┌──
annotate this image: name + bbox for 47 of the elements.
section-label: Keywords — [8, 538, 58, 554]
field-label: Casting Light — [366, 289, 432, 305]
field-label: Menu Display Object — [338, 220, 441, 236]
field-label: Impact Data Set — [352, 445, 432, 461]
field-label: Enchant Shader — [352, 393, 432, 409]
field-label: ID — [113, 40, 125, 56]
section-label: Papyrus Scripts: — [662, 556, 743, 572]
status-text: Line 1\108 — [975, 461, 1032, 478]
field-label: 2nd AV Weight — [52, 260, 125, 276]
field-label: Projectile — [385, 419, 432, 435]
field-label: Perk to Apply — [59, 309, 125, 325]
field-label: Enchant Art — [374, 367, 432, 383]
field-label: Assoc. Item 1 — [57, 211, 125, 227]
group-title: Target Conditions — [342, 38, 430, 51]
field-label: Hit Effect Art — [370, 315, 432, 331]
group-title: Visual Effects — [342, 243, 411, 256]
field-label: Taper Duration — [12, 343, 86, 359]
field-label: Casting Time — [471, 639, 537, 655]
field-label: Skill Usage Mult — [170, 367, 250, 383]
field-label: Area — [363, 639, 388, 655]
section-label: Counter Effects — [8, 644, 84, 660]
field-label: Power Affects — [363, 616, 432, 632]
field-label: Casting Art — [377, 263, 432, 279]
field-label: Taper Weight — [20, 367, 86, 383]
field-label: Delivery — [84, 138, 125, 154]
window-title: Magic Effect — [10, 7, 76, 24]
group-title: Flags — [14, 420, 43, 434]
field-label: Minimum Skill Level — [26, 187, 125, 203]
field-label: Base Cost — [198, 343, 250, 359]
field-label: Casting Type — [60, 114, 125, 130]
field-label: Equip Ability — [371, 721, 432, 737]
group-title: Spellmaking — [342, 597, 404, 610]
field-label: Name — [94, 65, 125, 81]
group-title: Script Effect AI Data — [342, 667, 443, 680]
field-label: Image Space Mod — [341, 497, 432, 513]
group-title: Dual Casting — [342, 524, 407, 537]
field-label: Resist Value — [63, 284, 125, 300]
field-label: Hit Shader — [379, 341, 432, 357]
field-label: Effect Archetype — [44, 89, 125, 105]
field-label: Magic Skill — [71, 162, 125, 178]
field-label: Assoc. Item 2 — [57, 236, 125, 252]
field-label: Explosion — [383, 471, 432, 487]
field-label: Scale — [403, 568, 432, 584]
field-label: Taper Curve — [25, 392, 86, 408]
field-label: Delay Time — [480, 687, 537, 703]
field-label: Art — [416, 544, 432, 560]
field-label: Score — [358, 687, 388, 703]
└──
#### [SHORT PROBLEM]
Render every line of the records above as a numbered list, omitting any blank lines.

#### [PROBLEM SOLUTION]
1. annotate this image: name + bbox for 47 of the elements.
2. section-label: Keywords — [8, 538, 58, 554]
3. field-label: Casting Light — [366, 289, 432, 305]
4. field-label: Menu Display Object — [338, 220, 441, 236]
5. field-label: Impact Data Set — [352, 445, 432, 461]
6. field-label: Enchant Shader — [352, 393, 432, 409]
7. field-label: ID — [113, 40, 125, 56]
8. section-label: Papyrus Scripts: — [662, 556, 743, 572]
9. status-text: Line 1\108 — [975, 461, 1032, 478]
10. field-label: 2nd AV Weight — [52, 260, 125, 276]
11. field-label: Projectile — [385, 419, 432, 435]
12. field-label: Perk to Apply — [59, 309, 125, 325]
13. field-label: Enchant Art — [374, 367, 432, 383]
14. field-label: Assoc. Item 1 — [57, 211, 125, 227]
15. group-title: Target Conditions — [342, 38, 430, 51]
16. field-label: Hit Effect Art — [370, 315, 432, 331]
17. group-title: Visual Effects — [342, 243, 411, 256]
18. field-label: Taper Duration — [12, 343, 86, 359]
19. field-label: Casting Time — [471, 639, 537, 655]
20. field-label: Skill Usage Mult — [170, 367, 250, 383]
21. field-label: Area — [363, 639, 388, 655]
22. section-label: Counter Effects — [8, 644, 84, 660]
23. field-label: Power Affects — [363, 616, 432, 632]
24. field-label: Casting Art — [377, 263, 432, 279]
25. field-label: Taper Weight — [20, 367, 86, 383]
26. field-label: Delivery — [84, 138, 125, 154]
27. window-title: Magic Effect — [10, 7, 76, 24]
28. group-title: Flags — [14, 420, 43, 434]
29. field-label: Minimum Skill Level — [26, 187, 125, 203]
30. field-label: Base Cost — [198, 343, 250, 359]
31. field-label: Casting Type — [60, 114, 125, 130]
32. field-label: Equip Ability — [371, 721, 432, 737]
33. group-title: Spellmaking — [342, 597, 404, 610]
34. field-label: Name — [94, 65, 125, 81]
35. group-title: Script Effect AI Data — [342, 667, 443, 680]
36. field-label: Image Space Mod — [341, 497, 432, 513]
37. group-title: Dual Casting — [342, 524, 407, 537]
38. field-label: Resist Value — [63, 284, 125, 300]
39. field-label: Hit Shader — [379, 341, 432, 357]
40. field-label: Effect Archetype — [44, 89, 125, 105]
41. field-label: Magic Skill — [71, 162, 125, 178]
42. field-label: Assoc. Item 2 — [57, 236, 125, 252]
43. field-label: Explosion — [383, 471, 432, 487]
44. field-label: Scale — [403, 568, 432, 584]
45. field-label: Taper Curve — [25, 392, 86, 408]
46. field-label: Delay Time — [480, 687, 537, 703]
47. field-label: Art — [416, 544, 432, 560]
48. field-label: Score — [358, 687, 388, 703]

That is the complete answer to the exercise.